# [GIVEN PROBLEM]
Scan the material and copy every line in which "相对分子质量" appears.
----
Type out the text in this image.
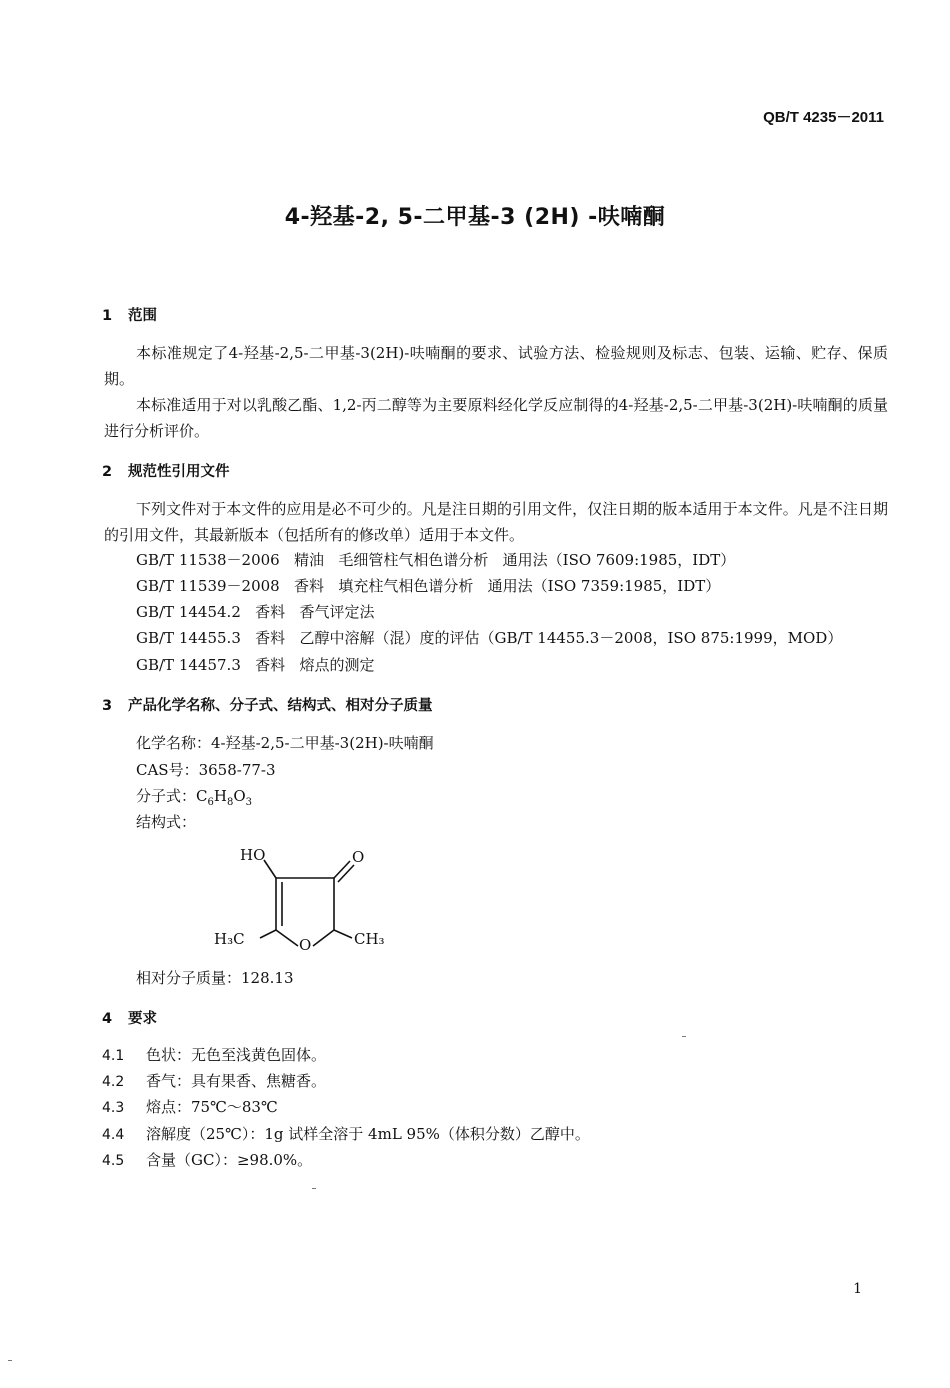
QB/T 4235－2011
4-羟基-2, 5-二甲基-3 (2H) -呋喃酮
1 范围
本标准规定了4-羟基-2,5-二甲基-3(2H)-呋喃酮的要求、试验方法、检验规则及标志、包装、运输、贮存、保质期。
本标准适用于对以乳酸乙酯、1,2-丙二醇等为主要原料经化学反应制得的4-羟基-2,5-二甲基-3(2H)-呋喃酮的质量进行分析评价。
2 规范性引用文件
下列文件对于本文件的应用是必不可少的。凡是注日期的引用文件，仅注日期的版本适用于本文件。凡是不注日期的引用文件，其最新版本（包括所有的修改单）适用于本文件。
GB/T 11538－2006   精油   毛细管柱气相色谱分析   通用法（ISO 7609:1985，IDT）
GB/T 11539－2008   香料   填充柱气相色谱分析   通用法（ISO 7359:1985，IDT）
GB/T 14454.2   香料   香气评定法
GB/T 14455.3   香料   乙醇中溶解（混）度的评估（GB/T 14455.3－2008，ISO 875:1999，MOD）
GB/T 14457.3   香料   熔点的测定
3 产品化学名称、分子式、结构式、相对分子质量
化学名称：4-羟基-2,5-二甲基-3(2H)-呋喃酮
CAS号：3658-77-3
分子式：$C_6H_8O_3$
结构式：
HO	O
H₃C	O	CH₃
相对分子质量：128.13
4 要求
4.1 色状：无色至浅黄色固体。
4.2 香气：具有果香、焦糖香。
4.3 熔点：75℃～83℃
4.4 溶解度（25℃）：1g 试样全溶于 4mL 95%（体积分数）乙醇中。
4.5 含量（GC）：≥98.0%。
1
----
# [RESULT OF THE TASK]
3 产品化学名称、分子式、结构式、相对分子质量
相对分子质量：128.13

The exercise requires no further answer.